- Stated goal -
In the listing below, locate the lines that hold "mean" and copy them.

:: Dataset excerpts

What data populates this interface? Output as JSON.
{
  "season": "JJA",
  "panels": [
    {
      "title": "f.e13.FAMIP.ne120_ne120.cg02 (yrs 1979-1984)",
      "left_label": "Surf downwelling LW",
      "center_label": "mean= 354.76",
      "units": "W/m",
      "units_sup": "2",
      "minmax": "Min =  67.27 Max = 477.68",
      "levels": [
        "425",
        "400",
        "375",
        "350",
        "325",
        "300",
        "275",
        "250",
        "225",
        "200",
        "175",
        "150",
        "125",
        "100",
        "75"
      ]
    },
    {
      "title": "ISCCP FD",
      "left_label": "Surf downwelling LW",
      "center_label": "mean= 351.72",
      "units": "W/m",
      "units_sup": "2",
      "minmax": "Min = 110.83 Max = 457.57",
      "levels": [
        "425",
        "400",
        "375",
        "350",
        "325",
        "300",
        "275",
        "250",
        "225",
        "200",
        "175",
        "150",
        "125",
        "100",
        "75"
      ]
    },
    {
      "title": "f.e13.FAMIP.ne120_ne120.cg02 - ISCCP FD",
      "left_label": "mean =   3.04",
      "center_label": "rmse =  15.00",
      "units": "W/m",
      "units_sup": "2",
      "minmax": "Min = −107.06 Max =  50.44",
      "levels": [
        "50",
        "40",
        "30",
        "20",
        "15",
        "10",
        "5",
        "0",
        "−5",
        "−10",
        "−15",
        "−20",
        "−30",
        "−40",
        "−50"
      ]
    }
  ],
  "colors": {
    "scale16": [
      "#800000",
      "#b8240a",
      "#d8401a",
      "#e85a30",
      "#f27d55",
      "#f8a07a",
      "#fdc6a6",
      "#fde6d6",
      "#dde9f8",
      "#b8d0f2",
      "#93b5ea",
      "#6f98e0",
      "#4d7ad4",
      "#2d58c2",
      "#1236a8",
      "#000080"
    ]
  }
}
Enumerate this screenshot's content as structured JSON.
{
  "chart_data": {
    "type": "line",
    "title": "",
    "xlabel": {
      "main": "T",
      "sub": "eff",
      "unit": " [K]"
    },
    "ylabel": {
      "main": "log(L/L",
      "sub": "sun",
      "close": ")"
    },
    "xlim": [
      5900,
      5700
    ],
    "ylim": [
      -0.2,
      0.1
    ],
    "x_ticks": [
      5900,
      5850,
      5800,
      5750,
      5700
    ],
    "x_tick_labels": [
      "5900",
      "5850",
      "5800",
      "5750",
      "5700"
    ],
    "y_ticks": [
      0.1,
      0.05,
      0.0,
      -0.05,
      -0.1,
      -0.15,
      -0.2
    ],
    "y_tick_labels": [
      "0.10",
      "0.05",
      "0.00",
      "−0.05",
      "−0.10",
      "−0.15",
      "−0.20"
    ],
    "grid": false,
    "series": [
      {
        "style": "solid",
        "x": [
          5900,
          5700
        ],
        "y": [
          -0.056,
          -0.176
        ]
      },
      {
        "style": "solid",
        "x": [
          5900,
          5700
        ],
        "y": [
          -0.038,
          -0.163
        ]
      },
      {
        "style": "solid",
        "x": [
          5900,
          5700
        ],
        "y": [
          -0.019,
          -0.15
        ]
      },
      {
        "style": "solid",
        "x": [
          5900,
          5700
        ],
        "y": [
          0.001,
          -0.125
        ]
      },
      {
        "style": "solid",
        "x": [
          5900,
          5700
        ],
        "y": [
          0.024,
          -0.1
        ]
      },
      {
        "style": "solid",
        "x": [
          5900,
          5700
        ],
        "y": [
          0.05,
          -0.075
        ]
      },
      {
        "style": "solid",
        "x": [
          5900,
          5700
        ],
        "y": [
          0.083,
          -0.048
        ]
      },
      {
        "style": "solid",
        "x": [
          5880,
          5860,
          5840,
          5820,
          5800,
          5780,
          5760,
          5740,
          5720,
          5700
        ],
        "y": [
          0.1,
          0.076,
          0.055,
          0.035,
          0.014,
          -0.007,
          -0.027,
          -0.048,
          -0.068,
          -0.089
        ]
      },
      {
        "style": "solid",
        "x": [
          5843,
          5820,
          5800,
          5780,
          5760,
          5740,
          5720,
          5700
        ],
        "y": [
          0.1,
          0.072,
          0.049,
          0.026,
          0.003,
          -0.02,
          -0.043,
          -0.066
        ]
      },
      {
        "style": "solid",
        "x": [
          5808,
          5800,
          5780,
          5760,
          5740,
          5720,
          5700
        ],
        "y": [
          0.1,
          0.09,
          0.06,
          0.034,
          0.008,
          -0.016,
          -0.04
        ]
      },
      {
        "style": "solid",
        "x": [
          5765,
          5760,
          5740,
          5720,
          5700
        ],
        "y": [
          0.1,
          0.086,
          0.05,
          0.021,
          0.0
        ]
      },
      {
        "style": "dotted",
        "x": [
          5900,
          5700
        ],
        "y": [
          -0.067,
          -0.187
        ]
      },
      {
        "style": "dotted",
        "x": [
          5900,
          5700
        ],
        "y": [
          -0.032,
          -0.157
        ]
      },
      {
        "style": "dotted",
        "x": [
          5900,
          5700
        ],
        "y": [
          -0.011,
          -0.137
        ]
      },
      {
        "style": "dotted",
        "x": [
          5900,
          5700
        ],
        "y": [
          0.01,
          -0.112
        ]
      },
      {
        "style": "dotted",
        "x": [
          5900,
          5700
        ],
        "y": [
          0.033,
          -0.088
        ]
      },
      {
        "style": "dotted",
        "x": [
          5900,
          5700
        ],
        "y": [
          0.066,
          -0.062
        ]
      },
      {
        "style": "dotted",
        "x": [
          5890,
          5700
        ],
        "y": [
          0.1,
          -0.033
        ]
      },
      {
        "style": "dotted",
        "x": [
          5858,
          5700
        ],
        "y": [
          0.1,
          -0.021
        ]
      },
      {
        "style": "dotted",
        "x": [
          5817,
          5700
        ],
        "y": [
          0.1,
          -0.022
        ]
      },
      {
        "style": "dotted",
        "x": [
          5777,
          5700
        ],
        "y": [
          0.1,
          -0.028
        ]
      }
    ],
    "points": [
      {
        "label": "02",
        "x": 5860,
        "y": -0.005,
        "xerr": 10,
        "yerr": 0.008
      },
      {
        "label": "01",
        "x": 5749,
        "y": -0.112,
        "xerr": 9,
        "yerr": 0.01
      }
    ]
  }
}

::::

- Final result -
      "center_label": "mean= 354.76",
      "center_label": "mean= 351.72",
      "left_label": "mean =   3.04",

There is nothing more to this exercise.